→ TASK OBJECTIVE
The material below should be written out in full and exactly; pictures stay out of the copy.
----------
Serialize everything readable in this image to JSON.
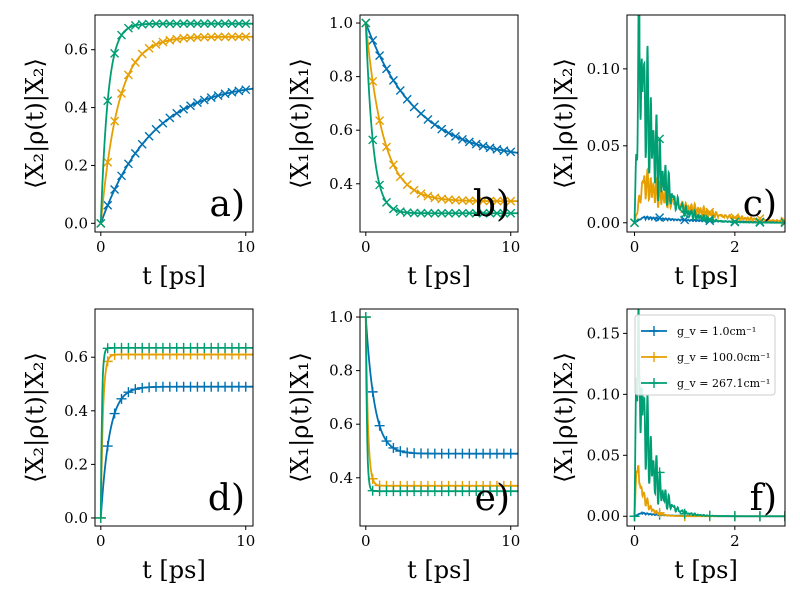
{
  "colors": {
    "blue": "#0072B2",
    "orange": "#E69F00",
    "green": "#009E73"
  },
  "legend": [
    "g_v = 1.0cm⁻¹",
    "g_v = 100.0cm⁻¹",
    "g_v = 267.1cm⁻¹"
  ],
  "chart_data": [
    {
      "type": "line",
      "panel": "a)",
      "ylabel": "⟨X₂|ρ(t)|X₂⟩",
      "xlabel": "t [ps]",
      "xlim": [
        -0.4,
        10.5
      ],
      "ylim": [
        -0.03,
        0.72
      ],
      "xticks": [
        "0",
        "10"
      ],
      "xtick_values": [
        0,
        10
      ],
      "yticks": [
        "0.0",
        "0.2",
        "0.4",
        "0.6"
      ],
      "ytick_values": [
        0,
        0.2,
        0.4,
        0.6
      ],
      "series": [
        {
          "name": "1.0",
          "color": "blue",
          "model": "exp",
          "y0": 0,
          "yinf": 0.49,
          "tau": 3.5,
          "marker": "x"
        },
        {
          "name": "100.0",
          "color": "orange",
          "model": "exp",
          "y0": 0,
          "yinf": 0.645,
          "tau": 1.2,
          "marker": "x"
        },
        {
          "name": "267.1",
          "color": "green",
          "model": "exp",
          "y0": 0,
          "yinf": 0.69,
          "tau": 0.5,
          "marker": "x"
        }
      ]
    },
    {
      "type": "line",
      "panel": "b)",
      "ylabel": "⟨X₁|ρ(t)|X₁⟩",
      "xlabel": "t [ps]",
      "xlim": [
        -0.4,
        10.5
      ],
      "ylim": [
        0.22,
        1.03
      ],
      "xticks": [
        "0",
        "10"
      ],
      "xtick_values": [
        0,
        10
      ],
      "yticks": [
        "0.4",
        "0.6",
        "0.8",
        "1.0"
      ],
      "ytick_values": [
        0.4,
        0.6,
        0.8,
        1.0
      ],
      "series": [
        {
          "name": "1.0",
          "color": "blue",
          "model": "exp",
          "y0": 1.0,
          "yinf": 0.49,
          "tau": 3.5,
          "marker": "x"
        },
        {
          "name": "100.0",
          "color": "orange",
          "model": "exp",
          "y0": 1.0,
          "yinf": 0.335,
          "tau": 1.2,
          "marker": "x"
        },
        {
          "name": "267.1",
          "color": "green",
          "model": "exp",
          "y0": 1.0,
          "yinf": 0.29,
          "tau": 0.5,
          "marker": "x"
        }
      ]
    },
    {
      "type": "line",
      "panel": "c)",
      "ylabel": "⟨X₁|ρ(t)|X₂⟩",
      "xlabel": "t [ps]",
      "xlim": [
        -0.15,
        3.0
      ],
      "ylim": [
        -0.006,
        0.135
      ],
      "xticks": [
        "0",
        "2"
      ],
      "xtick_values": [
        0,
        2
      ],
      "yticks": [
        "0.00",
        "0.05",
        "0.10"
      ],
      "ytick_values": [
        0,
        0.05,
        0.1
      ],
      "series": [
        {
          "name": "1.0",
          "color": "blue",
          "model": "blip",
          "peak": 0.004,
          "tp": 0.2,
          "decay": 1.2,
          "osc": 0.2,
          "marker": "x"
        },
        {
          "name": "100.0",
          "color": "orange",
          "model": "blip",
          "peak": 0.03,
          "tp": 0.2,
          "decay": 0.9,
          "osc": 0.6,
          "marker": "x"
        },
        {
          "name": "267.1",
          "color": "green",
          "model": "blip",
          "peak": 0.128,
          "tp": 0.1,
          "decay": 0.35,
          "osc": 1.0,
          "marker": "x"
        }
      ]
    },
    {
      "type": "line",
      "panel": "d)",
      "ylabel": "⟨X₂|ρ(t)|X₂⟩",
      "xlabel": "t [ps]",
      "xlim": [
        -0.4,
        10.5
      ],
      "ylim": [
        -0.03,
        0.78
      ],
      "xticks": [
        "0",
        "10"
      ],
      "xtick_values": [
        0,
        10
      ],
      "yticks": [
        "0.0",
        "0.2",
        "0.4",
        "0.6"
      ],
      "ytick_values": [
        0,
        0.2,
        0.4,
        0.6
      ],
      "series": [
        {
          "name": "1.0",
          "color": "blue",
          "model": "spike",
          "y0": 0,
          "yinf": 0.49,
          "tau": 0.6,
          "spike": 0,
          "marker": "+"
        },
        {
          "name": "100.0",
          "color": "orange",
          "model": "spike",
          "y0": 0,
          "yinf": 0.61,
          "tau": 0.15,
          "spike": 0.68,
          "marker": "+"
        },
        {
          "name": "267.1",
          "color": "green",
          "model": "spike",
          "y0": 0,
          "yinf": 0.635,
          "tau": 0.08,
          "spike": 0.75,
          "marker": "+"
        }
      ]
    },
    {
      "type": "line",
      "panel": "e)",
      "ylabel": "⟨X₁|ρ(t)|X₁⟩",
      "xlabel": "t [ps]",
      "xlim": [
        -0.4,
        10.5
      ],
      "ylim": [
        0.22,
        1.03
      ],
      "xticks": [
        "0",
        "10"
      ],
      "xtick_values": [
        0,
        10
      ],
      "yticks": [
        "0.4",
        "0.6",
        "0.8",
        "1.0"
      ],
      "ytick_values": [
        0.4,
        0.6,
        0.8,
        1.0
      ],
      "series": [
        {
          "name": "1.0",
          "color": "blue",
          "model": "spike",
          "y0": 1.0,
          "yinf": 0.49,
          "tau": 0.6,
          "spike": 0,
          "marker": "+"
        },
        {
          "name": "100.0",
          "color": "orange",
          "model": "spike",
          "y0": 1.0,
          "yinf": 0.37,
          "tau": 0.15,
          "spike": 0.3,
          "marker": "+"
        },
        {
          "name": "267.1",
          "color": "green",
          "model": "spike",
          "y0": 1.0,
          "yinf": 0.35,
          "tau": 0.08,
          "spike": 0.26,
          "marker": "+"
        }
      ]
    },
    {
      "type": "line",
      "panel": "f)",
      "ylabel": "⟨X₁|ρ(t)|X₂⟩",
      "xlabel": "t [ps]",
      "xlim": [
        -0.15,
        3.0
      ],
      "ylim": [
        -0.008,
        0.17
      ],
      "xticks": [
        "0",
        "2"
      ],
      "xtick_values": [
        0,
        2
      ],
      "yticks": [
        "0.00",
        "0.05",
        "0.10",
        "0.15"
      ],
      "ytick_values": [
        0,
        0.05,
        0.1,
        0.15
      ],
      "legend": true,
      "series": [
        {
          "name": "1.0",
          "color": "blue",
          "model": "blip",
          "peak": 0.003,
          "tp": 0.15,
          "decay": 0.4,
          "osc": 0.2,
          "marker": "+"
        },
        {
          "name": "100.0",
          "color": "orange",
          "model": "blip",
          "peak": 0.048,
          "tp": 0.05,
          "decay": 0.15,
          "osc": 0.5,
          "marker": "+"
        },
        {
          "name": "267.1",
          "color": "green",
          "model": "blip",
          "peak": 0.163,
          "tp": 0.05,
          "decay": 0.25,
          "osc": 1.0,
          "marker": "+"
        }
      ]
    }
  ]
}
----------
→ EXERCISE RESULT
Serialize everything readable in this image to JSON.
{
  "colors": {
    "blue": "#0072B2",
    "orange": "#E69F00",
    "green": "#009E73"
  },
  "legend": [
    "g_v = 1.0cm⁻¹",
    "g_v = 100.0cm⁻¹",
    "g_v = 267.1cm⁻¹"
  ],
  "chart_data": [
    {
      "type": "line",
      "panel": "a)",
      "ylabel": "⟨X₂|ρ(t)|X₂⟩",
      "xlabel": "t [ps]",
      "xlim": [
        -0.4,
        10.5
      ],
      "ylim": [
        -0.03,
        0.72
      ],
      "xticks": [
        "0",
        "10"
      ],
      "xtick_values": [
        0,
        10
      ],
      "yticks": [
        "0.0",
        "0.2",
        "0.4",
        "0.6"
      ],
      "ytick_values": [
        0,
        0.2,
        0.4,
        0.6
      ],
      "series": [
        {
          "name": "1.0",
          "color": "blue",
          "model": "exp",
          "y0": 0,
          "yinf": 0.49,
          "tau": 3.5,
          "marker": "x"
        },
        {
          "name": "100.0",
          "color": "orange",
          "model": "exp",
          "y0": 0,
          "yinf": 0.645,
          "tau": 1.2,
          "marker": "x"
        },
        {
          "name": "267.1",
          "color": "green",
          "model": "exp",
          "y0": 0,
          "yinf": 0.69,
          "tau": 0.5,
          "marker": "x"
        }
      ]
    },
    {
      "type": "line",
      "panel": "b)",
      "ylabel": "⟨X₁|ρ(t)|X₁⟩",
      "xlabel": "t [ps]",
      "xlim": [
        -0.4,
        10.5
      ],
      "ylim": [
        0.22,
        1.03
      ],
      "xticks": [
        "0",
        "10"
      ],
      "xtick_values": [
        0,
        10
      ],
      "yticks": [
        "0.4",
        "0.6",
        "0.8",
        "1.0"
      ],
      "ytick_values": [
        0.4,
        0.6,
        0.8,
        1.0
      ],
      "series": [
        {
          "name": "1.0",
          "color": "blue",
          "model": "exp",
          "y0": 1.0,
          "yinf": 0.49,
          "tau": 3.5,
          "marker": "x"
        },
        {
          "name": "100.0",
          "color": "orange",
          "model": "exp",
          "y0": 1.0,
          "yinf": 0.335,
          "tau": 1.2,
          "marker": "x"
        },
        {
          "name": "267.1",
          "color": "green",
          "model": "exp",
          "y0": 1.0,
          "yinf": 0.29,
          "tau": 0.5,
          "marker": "x"
        }
      ]
    },
    {
      "type": "line",
      "panel": "c)",
      "ylabel": "⟨X₁|ρ(t)|X₂⟩",
      "xlabel": "t [ps]",
      "xlim": [
        -0.15,
        3.0
      ],
      "ylim": [
        -0.006,
        0.135
      ],
      "xticks": [
        "0",
        "2"
      ],
      "xtick_values": [
        0,
        2
      ],
      "yticks": [
        "0.00",
        "0.05",
        "0.10"
      ],
      "ytick_values": [
        0,
        0.05,
        0.1
      ],
      "series": [
        {
          "name": "1.0",
          "color": "blue",
          "model": "blip",
          "peak": 0.004,
          "tp": 0.2,
          "decay": 1.2,
          "osc": 0.2,
          "marker": "x"
        },
        {
          "name": "100.0",
          "color": "orange",
          "model": "blip",
          "peak": 0.03,
          "tp": 0.2,
          "decay": 0.9,
          "osc": 0.6,
          "marker": "x"
        },
        {
          "name": "267.1",
          "color": "green",
          "model": "blip",
          "peak": 0.128,
          "tp": 0.1,
          "decay": 0.35,
          "osc": 1.0,
          "marker": "x"
        }
      ]
    },
    {
      "type": "line",
      "panel": "d)",
      "ylabel": "⟨X₂|ρ(t)|X₂⟩",
      "xlabel": "t [ps]",
      "xlim": [
        -0.4,
        10.5
      ],
      "ylim": [
        -0.03,
        0.78
      ],
      "xticks": [
        "0",
        "10"
      ],
      "xtick_values": [
        0,
        10
      ],
      "yticks": [
        "0.0",
        "0.2",
        "0.4",
        "0.6"
      ],
      "ytick_values": [
        0,
        0.2,
        0.4,
        0.6
      ],
      "series": [
        {
          "name": "1.0",
          "color": "blue",
          "model": "spike",
          "y0": 0,
          "yinf": 0.49,
          "tau": 0.6,
          "spike": 0,
          "marker": "+"
        },
        {
          "name": "100.0",
          "color": "orange",
          "model": "spike",
          "y0": 0,
          "yinf": 0.61,
          "tau": 0.15,
          "spike": 0.68,
          "marker": "+"
        },
        {
          "name": "267.1",
          "color": "green",
          "model": "spike",
          "y0": 0,
          "yinf": 0.635,
          "tau": 0.08,
          "spike": 0.75,
          "marker": "+"
        }
      ]
    },
    {
      "type": "line",
      "panel": "e)",
      "ylabel": "⟨X₁|ρ(t)|X₁⟩",
      "xlabel": "t [ps]",
      "xlim": [
        -0.4,
        10.5
      ],
      "ylim": [
        0.22,
        1.03
      ],
      "xticks": [
        "0",
        "10"
      ],
      "xtick_values": [
        0,
        10
      ],
      "yticks": [
        "0.4",
        "0.6",
        "0.8",
        "1.0"
      ],
      "ytick_values": [
        0.4,
        0.6,
        0.8,
        1.0
      ],
      "series": [
        {
          "name": "1.0",
          "color": "blue",
          "model": "spike",
          "y0": 1.0,
          "yinf": 0.49,
          "tau": 0.6,
          "spike": 0,
          "marker": "+"
        },
        {
          "name": "100.0",
          "color": "orange",
          "model": "spike",
          "y0": 1.0,
          "yinf": 0.37,
          "tau": 0.15,
          "spike": 0.3,
          "marker": "+"
        },
        {
          "name": "267.1",
          "color": "green",
          "model": "spike",
          "y0": 1.0,
          "yinf": 0.35,
          "tau": 0.08,
          "spike": 0.26,
          "marker": "+"
        }
      ]
    },
    {
      "type": "line",
      "panel": "f)",
      "ylabel": "⟨X₁|ρ(t)|X₂⟩",
      "xlabel": "t [ps]",
      "xlim": [
        -0.15,
        3.0
      ],
      "ylim": [
        -0.008,
        0.17
      ],
      "xticks": [
        "0",
        "2"
      ],
      "xtick_values": [
        0,
        2
      ],
      "yticks": [
        "0.00",
        "0.05",
        "0.10",
        "0.15"
      ],
      "ytick_values": [
        0,
        0.05,
        0.1,
        0.15
      ],
      "legend": true,
      "series": [
        {
          "name": "1.0",
          "color": "blue",
          "model": "blip",
          "peak": 0.003,
          "tp": 0.15,
          "decay": 0.4,
          "osc": 0.2,
          "marker": "+"
        },
        {
          "name": "100.0",
          "color": "orange",
          "model": "blip",
          "peak": 0.048,
          "tp": 0.05,
          "decay": 0.15,
          "osc": 0.5,
          "marker": "+"
        },
        {
          "name": "267.1",
          "color": "green",
          "model": "blip",
          "peak": 0.163,
          "tp": 0.05,
          "decay": 0.25,
          "osc": 1.0,
          "marker": "+"
        }
      ]
    }
  ]
}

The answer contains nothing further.